##### Extracted entries
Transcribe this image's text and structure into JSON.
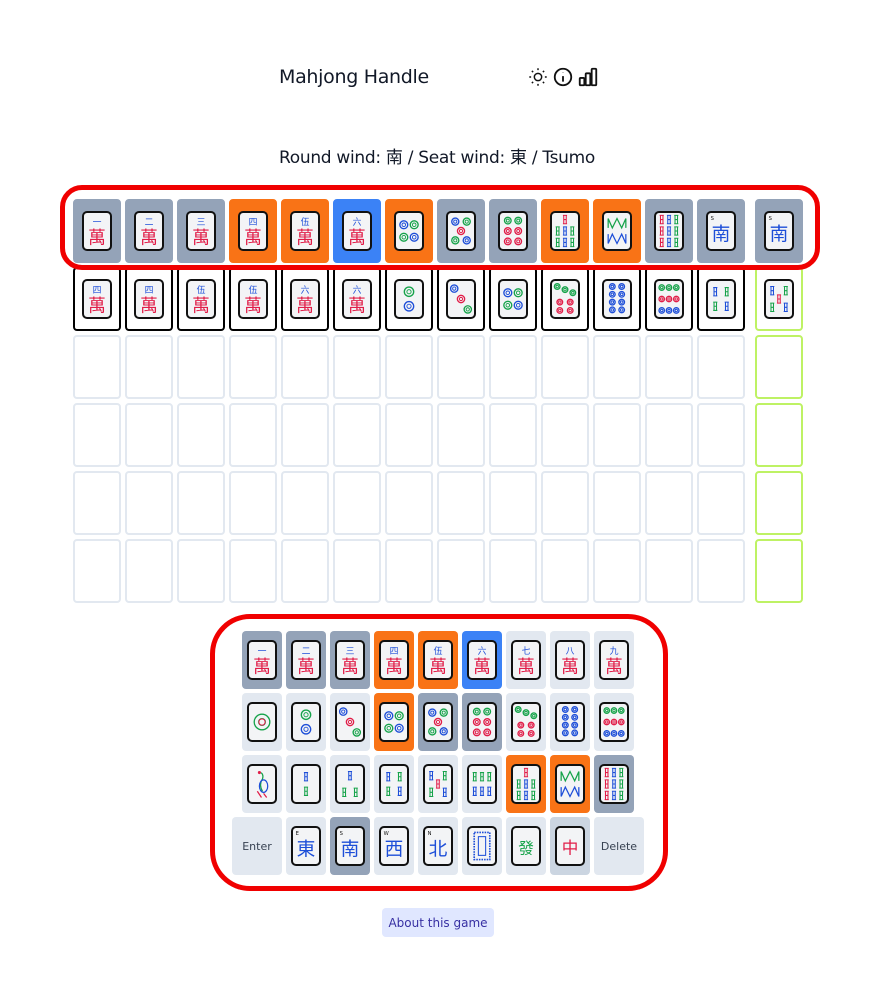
{
  "header": {
    "title": "Mahjong Handle",
    "icons": [
      "sun-icon",
      "info-icon",
      "chart-bar-icon"
    ]
  },
  "wind_line": "Round wind: 南 / Seat wind: 東 / Tsumo",
  "colors": {
    "absent": "#94a3b8",
    "present": "#f97316",
    "correct": "#3b82f6",
    "empty_border": "#e2e8f0",
    "hint_border": "#bef264",
    "highlight": "#f00000",
    "key_default": "#e2e8f0"
  },
  "board": {
    "rows": [
      {
        "tiles": [
          "1m",
          "2m",
          "3m",
          "4m",
          "5m",
          "6m",
          "4p",
          "5p",
          "6p",
          "7s",
          "8s",
          "9s",
          "S",
          "S"
        ],
        "states": [
          "absent",
          "absent",
          "absent",
          "present",
          "present",
          "correct",
          "present",
          "absent",
          "absent",
          "present",
          "present",
          "absent",
          "absent",
          "absent"
        ]
      },
      {
        "tiles": [
          "4m",
          "4m",
          "5m",
          "5m",
          "6m",
          "6m",
          "2p",
          "3p",
          "4p",
          "7p",
          "8p",
          "9p",
          "4s",
          "5s"
        ],
        "states": [
          "typed",
          "typed",
          "typed",
          "typed",
          "typed",
          "typed",
          "typed",
          "typed",
          "typed",
          "typed",
          "typed",
          "typed",
          "typed",
          "typed"
        ]
      },
      {
        "tiles": [],
        "states": []
      },
      {
        "tiles": [],
        "states": []
      },
      {
        "tiles": [],
        "states": []
      },
      {
        "tiles": [],
        "states": []
      }
    ]
  },
  "keyboard": {
    "rows": [
      [
        {
          "tile": "1m",
          "state": "absent"
        },
        {
          "tile": "2m",
          "state": "absent"
        },
        {
          "tile": "3m",
          "state": "absent"
        },
        {
          "tile": "4m",
          "state": "present"
        },
        {
          "tile": "5m",
          "state": "present"
        },
        {
          "tile": "6m",
          "state": "correct"
        },
        {
          "tile": "7m",
          "state": "default"
        },
        {
          "tile": "8m",
          "state": "default"
        },
        {
          "tile": "9m",
          "state": "default"
        }
      ],
      [
        {
          "tile": "1p",
          "state": "default"
        },
        {
          "tile": "2p",
          "state": "default"
        },
        {
          "tile": "3p",
          "state": "default"
        },
        {
          "tile": "4p",
          "state": "present"
        },
        {
          "tile": "5p",
          "state": "absent"
        },
        {
          "tile": "6p",
          "state": "absent"
        },
        {
          "tile": "7p",
          "state": "default"
        },
        {
          "tile": "8p",
          "state": "default"
        },
        {
          "tile": "9p",
          "state": "default"
        }
      ],
      [
        {
          "tile": "1s",
          "state": "default"
        },
        {
          "tile": "2s",
          "state": "default"
        },
        {
          "tile": "3s",
          "state": "default"
        },
        {
          "tile": "4s",
          "state": "default"
        },
        {
          "tile": "5s",
          "state": "default"
        },
        {
          "tile": "6s",
          "state": "default"
        },
        {
          "tile": "7s",
          "state": "present"
        },
        {
          "tile": "8s",
          "state": "present"
        },
        {
          "tile": "9s",
          "state": "absent"
        }
      ],
      [
        {
          "label": "Enter",
          "action": "enter"
        },
        {
          "tile": "E",
          "state": "default"
        },
        {
          "tile": "S",
          "state": "absent"
        },
        {
          "tile": "W",
          "state": "default"
        },
        {
          "tile": "N",
          "state": "default"
        },
        {
          "tile": "P",
          "state": "default"
        },
        {
          "tile": "F",
          "state": "default"
        },
        {
          "tile": "C",
          "state": "pressed"
        },
        {
          "label": "Delete",
          "action": "delete"
        }
      ]
    ]
  },
  "about_button": "About this game",
  "tile_glyphs": {
    "man_numerals": [
      "一",
      "二",
      "三",
      "四",
      "伍",
      "六",
      "七",
      "八",
      "九"
    ],
    "man_char": "萬",
    "winds": {
      "E": {
        "char": "東",
        "letter": "E"
      },
      "S": {
        "char": "南",
        "letter": "S"
      },
      "W": {
        "char": "西",
        "letter": "W"
      },
      "N": {
        "char": "北",
        "letter": "N"
      }
    },
    "dragons": {
      "F": "發",
      "C": "中"
    }
  }
}
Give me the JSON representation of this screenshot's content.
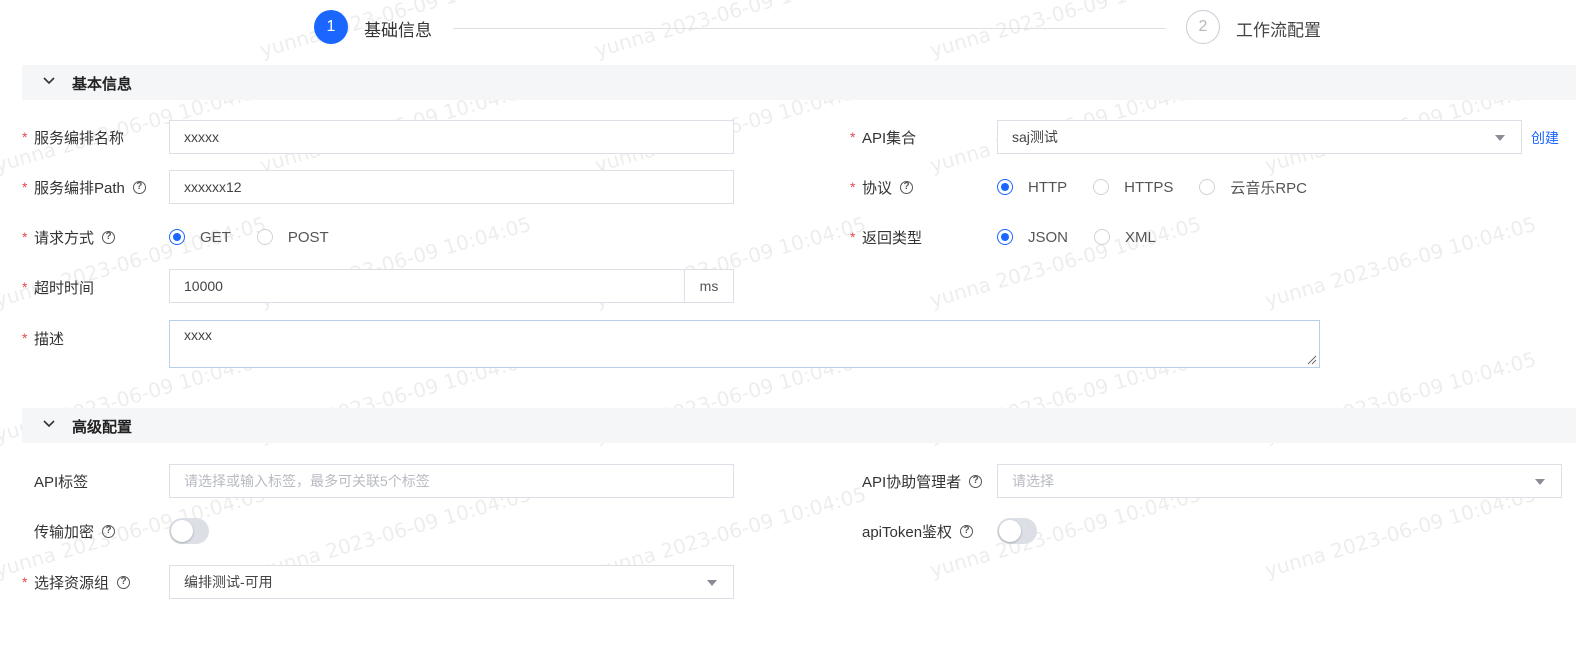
{
  "steps": [
    {
      "number": "1",
      "title": "基础信息"
    },
    {
      "number": "2",
      "title": "工作流配置"
    }
  ],
  "sections": {
    "basic": "基本信息",
    "advanced": "高级配置"
  },
  "watermark": "yunna 2023-06-09 10:04:05",
  "fields": {
    "service_name": {
      "label": "服务编排名称",
      "value": "xxxxx"
    },
    "service_path": {
      "label": "服务编排Path",
      "value": "xxxxxx12"
    },
    "request_method": {
      "label": "请求方式",
      "options": [
        "GET",
        "POST"
      ],
      "selected": "GET"
    },
    "timeout": {
      "label": "超时时间",
      "value": "10000",
      "suffix": "ms"
    },
    "description": {
      "label": "描述",
      "value": "xxxx"
    },
    "api_collection": {
      "label": "API集合",
      "value": "saj测试",
      "create_link": "创建"
    },
    "protocol": {
      "label": "协议",
      "options": [
        "HTTP",
        "HTTPS",
        "云音乐RPC"
      ],
      "selected": "HTTP"
    },
    "return_type": {
      "label": "返回类型",
      "options": [
        "JSON",
        "XML"
      ],
      "selected": "JSON"
    },
    "api_tags": {
      "label": "API标签",
      "placeholder": "请选择或输入标签，最多可关联5个标签"
    },
    "api_co_managers": {
      "label": "API协助管理者",
      "placeholder": "请选择"
    },
    "transfer_encryption": {
      "label": "传输加密",
      "enabled": false
    },
    "api_token_auth": {
      "label": "apiToken鉴权",
      "enabled": false
    },
    "resource_group": {
      "label": "选择资源组",
      "value": "编排测试-可用"
    }
  },
  "colors": {
    "primary": "#1a66ff",
    "required": "#e5484d",
    "section_bg": "#f5f6f8",
    "border": "#dcdfe6"
  }
}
##########
Return only those lines of the records that contain the string "JSON".

Transcribe this image's text and structure into JSON.
Give me the JSON representation of this screenshot's content.
        "JSON",
      "selected": "JSON"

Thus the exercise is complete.